- [Given request]: Write out the entries again exactly as they are given.
— START OF Excerpted data —
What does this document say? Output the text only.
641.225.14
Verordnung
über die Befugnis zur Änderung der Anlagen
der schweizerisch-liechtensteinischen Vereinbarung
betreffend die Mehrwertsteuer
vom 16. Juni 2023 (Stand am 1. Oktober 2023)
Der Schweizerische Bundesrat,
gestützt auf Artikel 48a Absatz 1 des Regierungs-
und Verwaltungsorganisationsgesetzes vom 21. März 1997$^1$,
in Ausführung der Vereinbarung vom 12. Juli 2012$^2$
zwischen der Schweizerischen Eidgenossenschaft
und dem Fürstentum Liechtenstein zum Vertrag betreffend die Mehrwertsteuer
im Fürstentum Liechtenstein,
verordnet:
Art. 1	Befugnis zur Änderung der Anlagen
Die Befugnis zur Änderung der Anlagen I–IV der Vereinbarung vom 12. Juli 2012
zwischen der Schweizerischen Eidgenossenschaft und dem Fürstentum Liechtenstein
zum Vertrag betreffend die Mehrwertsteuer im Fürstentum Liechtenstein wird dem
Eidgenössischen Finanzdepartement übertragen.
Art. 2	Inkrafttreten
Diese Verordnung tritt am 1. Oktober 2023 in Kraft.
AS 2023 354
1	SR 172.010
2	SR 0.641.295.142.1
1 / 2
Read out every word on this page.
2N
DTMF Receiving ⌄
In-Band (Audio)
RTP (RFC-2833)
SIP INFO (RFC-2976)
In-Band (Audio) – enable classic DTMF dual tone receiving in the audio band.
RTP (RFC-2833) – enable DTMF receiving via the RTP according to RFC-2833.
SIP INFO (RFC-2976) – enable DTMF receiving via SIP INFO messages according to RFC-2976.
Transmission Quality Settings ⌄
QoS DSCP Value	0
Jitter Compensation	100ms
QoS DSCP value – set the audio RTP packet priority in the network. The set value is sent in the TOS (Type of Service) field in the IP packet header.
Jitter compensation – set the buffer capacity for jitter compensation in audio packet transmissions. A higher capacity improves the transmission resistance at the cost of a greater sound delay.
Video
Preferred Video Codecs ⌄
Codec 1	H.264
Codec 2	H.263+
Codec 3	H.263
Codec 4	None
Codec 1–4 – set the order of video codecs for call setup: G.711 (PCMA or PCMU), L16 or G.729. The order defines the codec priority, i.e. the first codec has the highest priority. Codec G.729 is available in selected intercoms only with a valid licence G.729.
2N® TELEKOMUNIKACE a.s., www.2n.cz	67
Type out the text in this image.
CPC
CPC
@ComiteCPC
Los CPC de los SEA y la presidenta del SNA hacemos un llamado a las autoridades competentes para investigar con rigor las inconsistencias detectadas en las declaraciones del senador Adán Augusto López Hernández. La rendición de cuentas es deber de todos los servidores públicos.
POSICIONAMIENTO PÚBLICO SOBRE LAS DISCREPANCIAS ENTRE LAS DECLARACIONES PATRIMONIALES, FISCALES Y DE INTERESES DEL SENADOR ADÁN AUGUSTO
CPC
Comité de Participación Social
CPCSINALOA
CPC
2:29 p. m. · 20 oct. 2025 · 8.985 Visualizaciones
— END OF Excerpted data —
- [Completed exercise]:
What does this document say? Output the text only.
641.225.14
Verordnung
über die Befugnis zur Änderung der Anlagen
der schweizerisch-liechtensteinischen Vereinbarung
betreffend die Mehrwertsteuer
vom 16. Juni 2023 (Stand am 1. Oktober 2023)
Der Schweizerische Bundesrat,
gestützt auf Artikel 48a Absatz 1 des Regierungs-
und Verwaltungsorganisationsgesetzes vom 21. März 1997$^1$,
in Ausführung der Vereinbarung vom 12. Juli 2012$^2$
zwischen der Schweizerischen Eidgenossenschaft
und dem Fürstentum Liechtenstein zum Vertrag betreffend die Mehrwertsteuer
im Fürstentum Liechtenstein,
verordnet:
Art. 1	Befugnis zur Änderung der Anlagen
Die Befugnis zur Änderung der Anlagen I–IV der Vereinbarung vom 12. Juli 2012
zwischen der Schweizerischen Eidgenossenschaft und dem Fürstentum Liechtenstein
zum Vertrag betreffend die Mehrwertsteuer im Fürstentum Liechtenstein wird dem
Eidgenössischen Finanzdepartement übertragen.
Art. 2	Inkrafttreten
Diese Verordnung tritt am 1. Oktober 2023 in Kraft.
AS 2023 354
1	SR 172.010
2	SR 0.641.295.142.1
1 / 2
Read out every word on this page.
2N
DTMF Receiving ⌄
In-Band (Audio)
RTP (RFC-2833)
SIP INFO (RFC-2976)
In-Band (Audio) – enable classic DTMF dual tone receiving in the audio band.
RTP (RFC-2833) – enable DTMF receiving via the RTP according to RFC-2833.
SIP INFO (RFC-2976) – enable DTMF receiving via SIP INFO messages according to RFC-2976.
Transmission Quality Settings ⌄
QoS DSCP Value	0
Jitter Compensation	100ms
QoS DSCP value – set the audio RTP packet priority in the network. The set value is sent in the TOS (Type of Service) field in the IP packet header.
Jitter compensation – set the buffer capacity for jitter compensation in audio packet transmissions. A higher capacity improves the transmission resistance at the cost of a greater sound delay.
Video
Preferred Video Codecs ⌄
Codec 1	H.264
Codec 2	H.263+
Codec 3	H.263
Codec 4	None
Codec 1–4 – set the order of video codecs for call setup: G.711 (PCMA or PCMU), L16 or G.729. The order defines the codec priority, i.e. the first codec has the highest priority. Codec G.729 is available in selected intercoms only with a valid licence G.729.
2N® TELEKOMUNIKACE a.s., www.2n.cz	67
Type out the text in this image.
CPC
CPC
@ComiteCPC
Los CPC de los SEA y la presidenta del SNA hacemos un llamado a las autoridades competentes para investigar con rigor las inconsistencias detectadas en las declaraciones del senador Adán Augusto López Hernández. La rendición de cuentas es deber de todos los servidores públicos.
POSICIONAMIENTO PÚBLICO SOBRE LAS DISCREPANCIAS ENTRE LAS DECLARACIONES PATRIMONIALES, FISCALES Y DE INTERESES DEL SENADOR ADÁN AUGUSTO
CPC
Comité de Participación Social
CPCSINALOA
CPC
2:29 p. m. · 20 oct. 2025 · 8.985 Visualizaciones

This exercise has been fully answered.